» **Goal of the exercise**
Omit the pictures, please, and give each record below again exactly.

--- start of Material shown ---

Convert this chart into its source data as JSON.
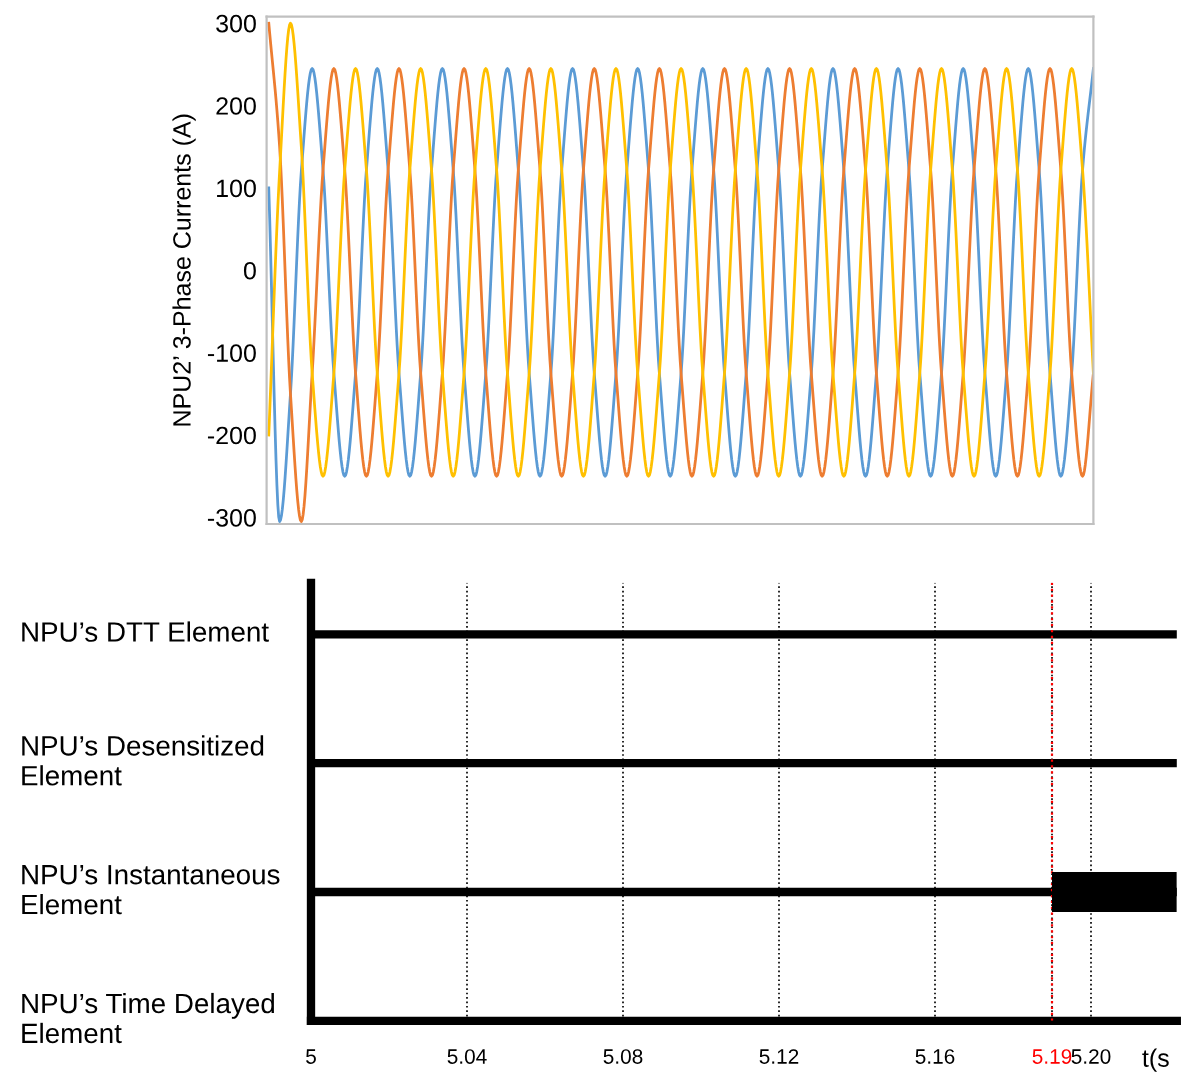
{
  "chart_data": [
    {
      "type": "line",
      "ylabel": "NPU2’ 3-Phase Currents (A)",
      "tick_labels": "y",
      "grid": false,
      "categories": [
        null,
        null,
        null,
        null,
        null,
        null,
        null,
        null,
        null,
        null,
        null,
        null,
        null,
        null,
        null,
        null,
        null,
        null,
        null,
        null,
        null,
        null,
        null,
        null,
        null,
        null,
        null,
        null,
        null,
        null,
        null,
        null,
        null,
        null,
        null,
        null,
        null,
        null,
        null,
        null,
        null,
        null,
        null,
        null,
        null,
        null,
        null,
        null,
        null,
        null,
        null,
        null,
        null,
        null,
        null,
        null,
        null,
        null,
        null,
        null,
        null,
        null,
        null,
        null,
        null,
        null,
        null,
        null,
        null,
        null,
        null,
        null,
        null,
        null,
        null,
        null,
        null
      ],
      "ylim": [
        -308,
        308
      ],
      "yticks": [
        -300,
        -200,
        -100,
        0,
        100,
        200,
        300
      ],
      "series": [
        {
          "color": "#5b9bd5",
          "values": [
            100,
            -305,
            -150,
            120,
            245,
            122,
            -125,
            -250,
            -125,
            122,
            245,
            122,
            -125,
            -250,
            -125,
            122,
            245,
            122,
            -125,
            -250,
            -125,
            122,
            245,
            122,
            -125,
            -250,
            -125,
            122,
            245,
            122,
            -125,
            -250,
            -125,
            122,
            245,
            122,
            -125,
            -250,
            -125,
            122,
            245,
            122,
            -125,
            -250,
            -125,
            122,
            245,
            122,
            -125,
            -250,
            -125,
            122,
            245,
            122,
            -125,
            -250,
            -125,
            122,
            245,
            122,
            -125,
            -250,
            -125,
            122,
            245,
            122,
            -125,
            -250,
            -125,
            122,
            245,
            122,
            -125,
            -250,
            -125,
            122,
            245
          ]
        },
        {
          "color": "#ed7d31",
          "values": [
            300,
            150,
            -150,
            -305,
            -125,
            122,
            245,
            122,
            -125,
            -250,
            -125,
            122,
            245,
            122,
            -125,
            -250,
            -125,
            122,
            245,
            122,
            -125,
            -250,
            -125,
            122,
            245,
            122,
            -125,
            -250,
            -125,
            122,
            245,
            122,
            -125,
            -250,
            -125,
            122,
            245,
            122,
            -125,
            -250,
            -125,
            122,
            245,
            122,
            -125,
            -250,
            -125,
            122,
            245,
            122,
            -125,
            -250,
            -125,
            122,
            245,
            122,
            -125,
            -250,
            -125,
            122,
            245,
            122,
            -125,
            -250,
            -125,
            122,
            245,
            122,
            -125,
            -250,
            -125,
            122,
            245,
            122,
            -125,
            -250,
            -125
          ]
        },
        {
          "color": "#ffc000",
          "values": [
            -200,
            120,
            300,
            150,
            -125,
            -250,
            -125,
            122,
            245,
            122,
            -125,
            -250,
            -125,
            122,
            245,
            122,
            -125,
            -250,
            -125,
            122,
            245,
            122,
            -125,
            -250,
            -125,
            122,
            245,
            122,
            -125,
            -250,
            -125,
            122,
            245,
            122,
            -125,
            -250,
            -125,
            122,
            245,
            122,
            -125,
            -250,
            -125,
            122,
            245,
            122,
            -125,
            -250,
            -125,
            122,
            245,
            122,
            -125,
            -250,
            -125,
            122,
            245,
            122,
            -125,
            -250,
            -125,
            122,
            245,
            122,
            -125,
            -250,
            -125,
            122,
            245,
            122,
            -125,
            -250,
            -125,
            122,
            245,
            122,
            -125
          ]
        }
      ]
    },
    {
      "type": "bar",
      "orientation": "horizontal",
      "xlabel": "t(s",
      "grid": true,
      "categories": [
        "NPU’s DTT Element",
        "NPU’s Desensitized Element",
        "NPU’s Instantaneous Element",
        "NPU’s Time Delayed Element"
      ],
      "values": [
        null,
        null,
        0.032,
        null
      ],
      "base": [
        null,
        null,
        5.19,
        null
      ],
      "color": "#000000",
      "xlim": [
        5,
        5.222
      ],
      "xticks": [
        5,
        5.04,
        5.08,
        5.12,
        5.16,
        {
          "value": 5.19,
          "label": "5.19"
        },
        {
          "value": 5.2,
          "label": "5.20"
        }
      ],
      "ref_lines": [
        {
          "axis": "x",
          "value": 5.19,
          "color": "#ff0000",
          "line_style": "dotted"
        }
      ]
    }
  ]
}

--- end of Material shown ---

» **Answer in full**
Convert this chart into its source data as JSON.
{
  "chart_data": [
    {
      "type": "line",
      "ylabel": "NPU2’ 3-Phase Currents (A)",
      "tick_labels": "y",
      "grid": false,
      "categories": [
        null,
        null,
        null,
        null,
        null,
        null,
        null,
        null,
        null,
        null,
        null,
        null,
        null,
        null,
        null,
        null,
        null,
        null,
        null,
        null,
        null,
        null,
        null,
        null,
        null,
        null,
        null,
        null,
        null,
        null,
        null,
        null,
        null,
        null,
        null,
        null,
        null,
        null,
        null,
        null,
        null,
        null,
        null,
        null,
        null,
        null,
        null,
        null,
        null,
        null,
        null,
        null,
        null,
        null,
        null,
        null,
        null,
        null,
        null,
        null,
        null,
        null,
        null,
        null,
        null,
        null,
        null,
        null,
        null,
        null,
        null,
        null,
        null,
        null,
        null,
        null,
        null
      ],
      "ylim": [
        -308,
        308
      ],
      "yticks": [
        -300,
        -200,
        -100,
        0,
        100,
        200,
        300
      ],
      "series": [
        {
          "color": "#5b9bd5",
          "values": [
            100,
            -305,
            -150,
            120,
            245,
            122,
            -125,
            -250,
            -125,
            122,
            245,
            122,
            -125,
            -250,
            -125,
            122,
            245,
            122,
            -125,
            -250,
            -125,
            122,
            245,
            122,
            -125,
            -250,
            -125,
            122,
            245,
            122,
            -125,
            -250,
            -125,
            122,
            245,
            122,
            -125,
            -250,
            -125,
            122,
            245,
            122,
            -125,
            -250,
            -125,
            122,
            245,
            122,
            -125,
            -250,
            -125,
            122,
            245,
            122,
            -125,
            -250,
            -125,
            122,
            245,
            122,
            -125,
            -250,
            -125,
            122,
            245,
            122,
            -125,
            -250,
            -125,
            122,
            245,
            122,
            -125,
            -250,
            -125,
            122,
            245
          ]
        },
        {
          "color": "#ed7d31",
          "values": [
            300,
            150,
            -150,
            -305,
            -125,
            122,
            245,
            122,
            -125,
            -250,
            -125,
            122,
            245,
            122,
            -125,
            -250,
            -125,
            122,
            245,
            122,
            -125,
            -250,
            -125,
            122,
            245,
            122,
            -125,
            -250,
            -125,
            122,
            245,
            122,
            -125,
            -250,
            -125,
            122,
            245,
            122,
            -125,
            -250,
            -125,
            122,
            245,
            122,
            -125,
            -250,
            -125,
            122,
            245,
            122,
            -125,
            -250,
            -125,
            122,
            245,
            122,
            -125,
            -250,
            -125,
            122,
            245,
            122,
            -125,
            -250,
            -125,
            122,
            245,
            122,
            -125,
            -250,
            -125,
            122,
            245,
            122,
            -125,
            -250,
            -125
          ]
        },
        {
          "color": "#ffc000",
          "values": [
            -200,
            120,
            300,
            150,
            -125,
            -250,
            -125,
            122,
            245,
            122,
            -125,
            -250,
            -125,
            122,
            245,
            122,
            -125,
            -250,
            -125,
            122,
            245,
            122,
            -125,
            -250,
            -125,
            122,
            245,
            122,
            -125,
            -250,
            -125,
            122,
            245,
            122,
            -125,
            -250,
            -125,
            122,
            245,
            122,
            -125,
            -250,
            -125,
            122,
            245,
            122,
            -125,
            -250,
            -125,
            122,
            245,
            122,
            -125,
            -250,
            -125,
            122,
            245,
            122,
            -125,
            -250,
            -125,
            122,
            245,
            122,
            -125,
            -250,
            -125,
            122,
            245,
            122,
            -125,
            -250,
            -125,
            122,
            245,
            122,
            -125
          ]
        }
      ]
    },
    {
      "type": "bar",
      "orientation": "horizontal",
      "xlabel": "t(s",
      "grid": true,
      "categories": [
        "NPU’s DTT Element",
        "NPU’s Desensitized Element",
        "NPU’s Instantaneous Element",
        "NPU’s Time Delayed Element"
      ],
      "values": [
        null,
        null,
        0.032,
        null
      ],
      "base": [
        null,
        null,
        5.19,
        null
      ],
      "color": "#000000",
      "xlim": [
        5,
        5.222
      ],
      "xticks": [
        5,
        5.04,
        5.08,
        5.12,
        5.16,
        {
          "value": 5.19,
          "label": "5.19"
        },
        {
          "value": 5.2,
          "label": "5.20"
        }
      ],
      "ref_lines": [
        {
          "axis": "x",
          "value": 5.19,
          "color": "#ff0000",
          "line_style": "dotted"
        }
      ]
    }
  ]
}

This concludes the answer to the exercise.